* _Short problem_
Reproduce the following lines verbatim, from the first to the last.

* _Exercise inputs_
__________________________________________________

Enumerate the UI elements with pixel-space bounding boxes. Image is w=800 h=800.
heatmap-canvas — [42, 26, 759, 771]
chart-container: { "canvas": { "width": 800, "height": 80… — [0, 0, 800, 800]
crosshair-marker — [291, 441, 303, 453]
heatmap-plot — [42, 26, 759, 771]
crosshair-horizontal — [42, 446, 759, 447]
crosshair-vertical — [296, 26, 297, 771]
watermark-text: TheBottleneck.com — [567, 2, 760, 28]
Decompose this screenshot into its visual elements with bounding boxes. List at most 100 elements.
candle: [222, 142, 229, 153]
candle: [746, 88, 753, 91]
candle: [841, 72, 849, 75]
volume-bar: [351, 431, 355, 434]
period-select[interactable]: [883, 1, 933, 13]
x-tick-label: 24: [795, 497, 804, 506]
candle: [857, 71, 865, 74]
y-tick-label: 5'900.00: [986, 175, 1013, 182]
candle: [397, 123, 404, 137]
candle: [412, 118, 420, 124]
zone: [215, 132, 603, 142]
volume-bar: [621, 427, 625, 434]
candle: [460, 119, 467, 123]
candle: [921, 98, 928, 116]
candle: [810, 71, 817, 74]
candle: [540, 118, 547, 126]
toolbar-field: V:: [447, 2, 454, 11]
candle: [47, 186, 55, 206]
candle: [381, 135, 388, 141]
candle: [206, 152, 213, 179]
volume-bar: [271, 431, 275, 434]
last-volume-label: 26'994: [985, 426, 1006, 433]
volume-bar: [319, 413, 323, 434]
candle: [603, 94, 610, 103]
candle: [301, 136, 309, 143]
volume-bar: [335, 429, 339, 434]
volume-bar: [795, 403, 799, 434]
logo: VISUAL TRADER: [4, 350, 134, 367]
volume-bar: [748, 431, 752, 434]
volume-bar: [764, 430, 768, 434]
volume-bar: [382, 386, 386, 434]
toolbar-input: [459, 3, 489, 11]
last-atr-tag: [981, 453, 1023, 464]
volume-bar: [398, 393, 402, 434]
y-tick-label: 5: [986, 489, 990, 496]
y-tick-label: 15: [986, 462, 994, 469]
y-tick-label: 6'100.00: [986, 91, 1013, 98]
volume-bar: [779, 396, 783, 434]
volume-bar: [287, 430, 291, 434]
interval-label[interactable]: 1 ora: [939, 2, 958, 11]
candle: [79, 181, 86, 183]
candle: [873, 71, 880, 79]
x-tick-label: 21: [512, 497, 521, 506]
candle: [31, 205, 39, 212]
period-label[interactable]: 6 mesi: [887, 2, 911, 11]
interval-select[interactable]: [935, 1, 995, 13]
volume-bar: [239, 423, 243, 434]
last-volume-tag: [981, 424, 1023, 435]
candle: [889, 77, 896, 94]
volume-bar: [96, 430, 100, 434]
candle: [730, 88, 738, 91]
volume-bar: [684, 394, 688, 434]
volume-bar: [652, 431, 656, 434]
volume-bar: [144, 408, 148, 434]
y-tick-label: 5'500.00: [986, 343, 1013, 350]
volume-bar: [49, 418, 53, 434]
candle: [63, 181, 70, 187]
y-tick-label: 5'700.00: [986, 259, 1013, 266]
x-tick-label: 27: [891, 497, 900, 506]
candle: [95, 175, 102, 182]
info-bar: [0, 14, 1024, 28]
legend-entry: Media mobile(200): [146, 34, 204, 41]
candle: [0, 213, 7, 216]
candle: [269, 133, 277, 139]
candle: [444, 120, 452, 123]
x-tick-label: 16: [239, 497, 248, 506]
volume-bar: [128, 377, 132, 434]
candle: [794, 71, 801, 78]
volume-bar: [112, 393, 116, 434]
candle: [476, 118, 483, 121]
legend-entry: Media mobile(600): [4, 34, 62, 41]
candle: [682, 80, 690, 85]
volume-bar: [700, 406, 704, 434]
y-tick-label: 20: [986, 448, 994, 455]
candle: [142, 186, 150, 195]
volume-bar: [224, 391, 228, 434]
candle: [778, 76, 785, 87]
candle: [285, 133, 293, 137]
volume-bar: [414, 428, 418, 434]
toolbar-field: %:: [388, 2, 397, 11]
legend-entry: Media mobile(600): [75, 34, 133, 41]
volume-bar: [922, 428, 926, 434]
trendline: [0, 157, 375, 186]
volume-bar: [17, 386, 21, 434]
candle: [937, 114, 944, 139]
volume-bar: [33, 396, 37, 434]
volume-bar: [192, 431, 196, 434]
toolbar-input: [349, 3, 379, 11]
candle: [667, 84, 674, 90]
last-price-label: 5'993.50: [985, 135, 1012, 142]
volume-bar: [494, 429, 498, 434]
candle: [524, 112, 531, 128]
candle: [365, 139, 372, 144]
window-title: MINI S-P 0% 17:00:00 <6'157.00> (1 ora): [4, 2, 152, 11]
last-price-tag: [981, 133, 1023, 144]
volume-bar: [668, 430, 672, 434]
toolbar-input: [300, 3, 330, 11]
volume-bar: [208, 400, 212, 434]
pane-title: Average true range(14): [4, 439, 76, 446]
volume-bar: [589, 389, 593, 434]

__________________________________________________

* _Solved problem_
Enumerate the UI elements with pixel-space bounding boxes. Image is w=800 h=800.
heatmap-canvas — [42, 26, 759, 771]
chart-container: { "canvas": { "width": 800, "height": 80… — [0, 0, 800, 800]
crosshair-marker — [291, 441, 303, 453]
heatmap-plot — [42, 26, 759, 771]
crosshair-horizontal — [42, 446, 759, 447]
crosshair-vertical — [296, 26, 297, 771]
watermark-text: TheBottleneck.com — [567, 2, 760, 28]
Decompose this screenshot into its visual elements with bounding boxes. List at most 100 elements.
candle: [222, 142, 229, 153]
candle: [746, 88, 753, 91]
candle: [841, 72, 849, 75]
volume-bar: [351, 431, 355, 434]
period-select[interactable]: [883, 1, 933, 13]
x-tick-label: 24: [795, 497, 804, 506]
candle: [857, 71, 865, 74]
y-tick-label: 5'900.00: [986, 175, 1013, 182]
candle: [397, 123, 404, 137]
candle: [412, 118, 420, 124]
zone: [215, 132, 603, 142]
volume-bar: [621, 427, 625, 434]
candle: [460, 119, 467, 123]
candle: [921, 98, 928, 116]
candle: [810, 71, 817, 74]
candle: [540, 118, 547, 126]
toolbar-field: V:: [447, 2, 454, 11]
candle: [47, 186, 55, 206]
candle: [381, 135, 388, 141]
candle: [206, 152, 213, 179]
volume-bar: [271, 431, 275, 434]
last-volume-label: 26'994: [985, 426, 1006, 433]
volume-bar: [319, 413, 323, 434]
candle: [603, 94, 610, 103]
candle: [301, 136, 309, 143]
volume-bar: [335, 429, 339, 434]
volume-bar: [795, 403, 799, 434]
logo: VISUAL TRADER: [4, 350, 134, 367]
volume-bar: [748, 431, 752, 434]
volume-bar: [764, 430, 768, 434]
volume-bar: [382, 386, 386, 434]
toolbar-input: [459, 3, 489, 11]
last-atr-tag: [981, 453, 1023, 464]
volume-bar: [398, 393, 402, 434]
y-tick-label: 5: [986, 489, 990, 496]
y-tick-label: 15: [986, 462, 994, 469]
y-tick-label: 6'100.00: [986, 91, 1013, 98]
volume-bar: [779, 396, 783, 434]
volume-bar: [287, 430, 291, 434]
interval-label[interactable]: 1 ora: [939, 2, 958, 11]
candle: [79, 181, 86, 183]
candle: [873, 71, 880, 79]
x-tick-label: 21: [512, 497, 521, 506]
candle: [31, 205, 39, 212]
period-label[interactable]: 6 mesi: [887, 2, 911, 11]
interval-select[interactable]: [935, 1, 995, 13]
volume-bar: [239, 423, 243, 434]
last-volume-tag: [981, 424, 1023, 435]
candle: [889, 77, 896, 94]
volume-bar: [96, 430, 100, 434]
candle: [730, 88, 738, 91]
volume-bar: [684, 394, 688, 434]
volume-bar: [652, 431, 656, 434]
volume-bar: [144, 408, 148, 434]
y-tick-label: 5'500.00: [986, 343, 1013, 350]
volume-bar: [49, 418, 53, 434]
candle: [63, 181, 70, 187]
y-tick-label: 5'700.00: [986, 259, 1013, 266]
x-tick-label: 27: [891, 497, 900, 506]
candle: [95, 175, 102, 182]
info-bar: [0, 14, 1024, 28]
legend-entry: Media mobile(200): [146, 34, 204, 41]
candle: [0, 213, 7, 216]
candle: [269, 133, 277, 139]
candle: [444, 120, 452, 123]
x-tick-label: 16: [239, 497, 248, 506]
volume-bar: [128, 377, 132, 434]
candle: [794, 71, 801, 78]
volume-bar: [112, 393, 116, 434]
candle: [476, 118, 483, 121]
legend-entry: Media mobile(600): [4, 34, 62, 41]
candle: [682, 80, 690, 85]
volume-bar: [700, 406, 704, 434]
y-tick-label: 20: [986, 448, 994, 455]
candle: [142, 186, 150, 195]
volume-bar: [224, 391, 228, 434]
candle: [778, 76, 785, 87]
candle: [285, 133, 293, 137]
volume-bar: [414, 428, 418, 434]
toolbar-field: %:: [388, 2, 397, 11]
legend-entry: Media mobile(600): [75, 34, 133, 41]
volume-bar: [922, 428, 926, 434]
trendline: [0, 157, 375, 186]
volume-bar: [17, 386, 21, 434]
candle: [937, 114, 944, 139]
volume-bar: [33, 396, 37, 434]
volume-bar: [192, 431, 196, 434]
toolbar-input: [349, 3, 379, 11]
candle: [667, 84, 674, 90]
last-price-label: 5'993.50: [985, 135, 1012, 142]
volume-bar: [494, 429, 498, 434]
candle: [524, 112, 531, 128]
candle: [365, 139, 372, 144]
window-title: MINI S-P 0% 17:00:00 <6'157.00> (1 ora): [4, 2, 152, 11]
last-price-tag: [981, 133, 1023, 144]
volume-bar: [668, 430, 672, 434]
toolbar-input: [300, 3, 330, 11]
volume-bar: [208, 400, 212, 434]
pane-title: Average true range(14): [4, 439, 76, 446]
volume-bar: [589, 389, 593, 434]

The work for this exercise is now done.